### [WHAT YOU SHOULD DO]
Word for word, copy all the data and drop the pictures.

Figure record extracts:
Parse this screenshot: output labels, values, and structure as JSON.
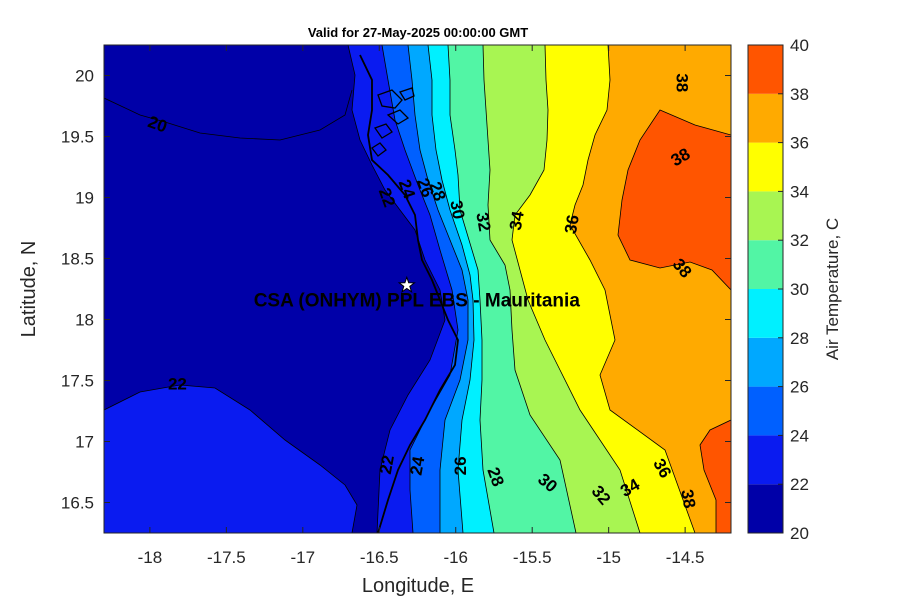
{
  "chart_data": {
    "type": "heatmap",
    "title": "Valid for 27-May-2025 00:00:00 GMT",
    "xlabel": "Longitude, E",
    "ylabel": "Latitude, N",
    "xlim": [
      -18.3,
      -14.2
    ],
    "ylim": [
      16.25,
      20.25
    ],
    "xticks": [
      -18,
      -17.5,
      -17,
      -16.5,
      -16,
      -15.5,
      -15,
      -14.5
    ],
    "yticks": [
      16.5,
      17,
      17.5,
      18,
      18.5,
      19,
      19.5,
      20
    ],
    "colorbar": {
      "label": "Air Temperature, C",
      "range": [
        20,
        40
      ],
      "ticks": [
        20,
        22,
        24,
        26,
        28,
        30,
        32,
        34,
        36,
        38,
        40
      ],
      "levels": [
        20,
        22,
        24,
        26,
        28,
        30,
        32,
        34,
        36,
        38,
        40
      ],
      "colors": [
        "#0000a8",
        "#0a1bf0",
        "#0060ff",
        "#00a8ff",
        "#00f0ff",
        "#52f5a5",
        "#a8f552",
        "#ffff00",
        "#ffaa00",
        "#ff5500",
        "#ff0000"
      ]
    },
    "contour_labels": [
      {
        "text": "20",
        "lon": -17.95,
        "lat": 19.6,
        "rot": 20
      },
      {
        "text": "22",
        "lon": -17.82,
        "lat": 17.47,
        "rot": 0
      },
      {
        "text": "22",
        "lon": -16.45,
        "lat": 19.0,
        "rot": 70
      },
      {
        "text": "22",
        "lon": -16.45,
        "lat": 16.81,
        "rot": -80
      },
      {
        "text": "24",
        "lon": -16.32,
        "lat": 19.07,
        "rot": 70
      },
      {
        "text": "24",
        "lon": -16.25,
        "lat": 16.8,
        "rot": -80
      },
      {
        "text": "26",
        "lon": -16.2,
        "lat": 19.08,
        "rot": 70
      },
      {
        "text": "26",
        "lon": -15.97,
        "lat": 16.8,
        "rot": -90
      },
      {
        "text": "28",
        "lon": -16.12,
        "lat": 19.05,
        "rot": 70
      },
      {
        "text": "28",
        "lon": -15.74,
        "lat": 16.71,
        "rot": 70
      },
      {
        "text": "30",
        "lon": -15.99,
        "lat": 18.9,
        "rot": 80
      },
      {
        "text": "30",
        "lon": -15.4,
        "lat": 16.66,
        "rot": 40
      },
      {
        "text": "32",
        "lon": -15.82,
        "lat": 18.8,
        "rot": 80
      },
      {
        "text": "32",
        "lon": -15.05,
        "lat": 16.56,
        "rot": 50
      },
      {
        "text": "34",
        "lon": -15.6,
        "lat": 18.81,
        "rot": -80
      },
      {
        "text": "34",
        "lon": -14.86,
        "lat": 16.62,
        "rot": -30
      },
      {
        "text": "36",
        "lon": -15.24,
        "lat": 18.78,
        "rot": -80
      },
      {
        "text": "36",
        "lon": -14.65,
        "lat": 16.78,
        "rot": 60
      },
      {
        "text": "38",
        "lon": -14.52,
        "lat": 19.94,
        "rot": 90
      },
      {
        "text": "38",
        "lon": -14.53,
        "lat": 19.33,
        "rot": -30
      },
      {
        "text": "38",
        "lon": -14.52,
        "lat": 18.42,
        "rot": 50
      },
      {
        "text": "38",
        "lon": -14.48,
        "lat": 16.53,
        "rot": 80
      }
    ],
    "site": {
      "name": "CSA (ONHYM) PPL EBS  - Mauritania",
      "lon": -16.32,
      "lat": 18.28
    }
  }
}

### [SOLUTION TO THIS PROBLEM]
Parse this screenshot: output labels, values, and structure as JSON.
{
  "chart_data": {
    "type": "heatmap",
    "title": "Valid for 27-May-2025 00:00:00 GMT",
    "xlabel": "Longitude, E",
    "ylabel": "Latitude, N",
    "xlim": [
      -18.3,
      -14.2
    ],
    "ylim": [
      16.25,
      20.25
    ],
    "xticks": [
      -18,
      -17.5,
      -17,
      -16.5,
      -16,
      -15.5,
      -15,
      -14.5
    ],
    "yticks": [
      16.5,
      17,
      17.5,
      18,
      18.5,
      19,
      19.5,
      20
    ],
    "colorbar": {
      "label": "Air Temperature, C",
      "range": [
        20,
        40
      ],
      "ticks": [
        20,
        22,
        24,
        26,
        28,
        30,
        32,
        34,
        36,
        38,
        40
      ],
      "levels": [
        20,
        22,
        24,
        26,
        28,
        30,
        32,
        34,
        36,
        38,
        40
      ],
      "colors": [
        "#0000a8",
        "#0a1bf0",
        "#0060ff",
        "#00a8ff",
        "#00f0ff",
        "#52f5a5",
        "#a8f552",
        "#ffff00",
        "#ffaa00",
        "#ff5500",
        "#ff0000"
      ]
    },
    "contour_labels": [
      {
        "text": "20",
        "lon": -17.95,
        "lat": 19.6,
        "rot": 20
      },
      {
        "text": "22",
        "lon": -17.82,
        "lat": 17.47,
        "rot": 0
      },
      {
        "text": "22",
        "lon": -16.45,
        "lat": 19.0,
        "rot": 70
      },
      {
        "text": "22",
        "lon": -16.45,
        "lat": 16.81,
        "rot": -80
      },
      {
        "text": "24",
        "lon": -16.32,
        "lat": 19.07,
        "rot": 70
      },
      {
        "text": "24",
        "lon": -16.25,
        "lat": 16.8,
        "rot": -80
      },
      {
        "text": "26",
        "lon": -16.2,
        "lat": 19.08,
        "rot": 70
      },
      {
        "text": "26",
        "lon": -15.97,
        "lat": 16.8,
        "rot": -90
      },
      {
        "text": "28",
        "lon": -16.12,
        "lat": 19.05,
        "rot": 70
      },
      {
        "text": "28",
        "lon": -15.74,
        "lat": 16.71,
        "rot": 70
      },
      {
        "text": "30",
        "lon": -15.99,
        "lat": 18.9,
        "rot": 80
      },
      {
        "text": "30",
        "lon": -15.4,
        "lat": 16.66,
        "rot": 40
      },
      {
        "text": "32",
        "lon": -15.82,
        "lat": 18.8,
        "rot": 80
      },
      {
        "text": "32",
        "lon": -15.05,
        "lat": 16.56,
        "rot": 50
      },
      {
        "text": "34",
        "lon": -15.6,
        "lat": 18.81,
        "rot": -80
      },
      {
        "text": "34",
        "lon": -14.86,
        "lat": 16.62,
        "rot": -30
      },
      {
        "text": "36",
        "lon": -15.24,
        "lat": 18.78,
        "rot": -80
      },
      {
        "text": "36",
        "lon": -14.65,
        "lat": 16.78,
        "rot": 60
      },
      {
        "text": "38",
        "lon": -14.52,
        "lat": 19.94,
        "rot": 90
      },
      {
        "text": "38",
        "lon": -14.53,
        "lat": 19.33,
        "rot": -30
      },
      {
        "text": "38",
        "lon": -14.52,
        "lat": 18.42,
        "rot": 50
      },
      {
        "text": "38",
        "lon": -14.48,
        "lat": 16.53,
        "rot": 80
      }
    ],
    "site": {
      "name": "CSA (ONHYM) PPL EBS  - Mauritania",
      "lon": -16.32,
      "lat": 18.28
    }
  }
}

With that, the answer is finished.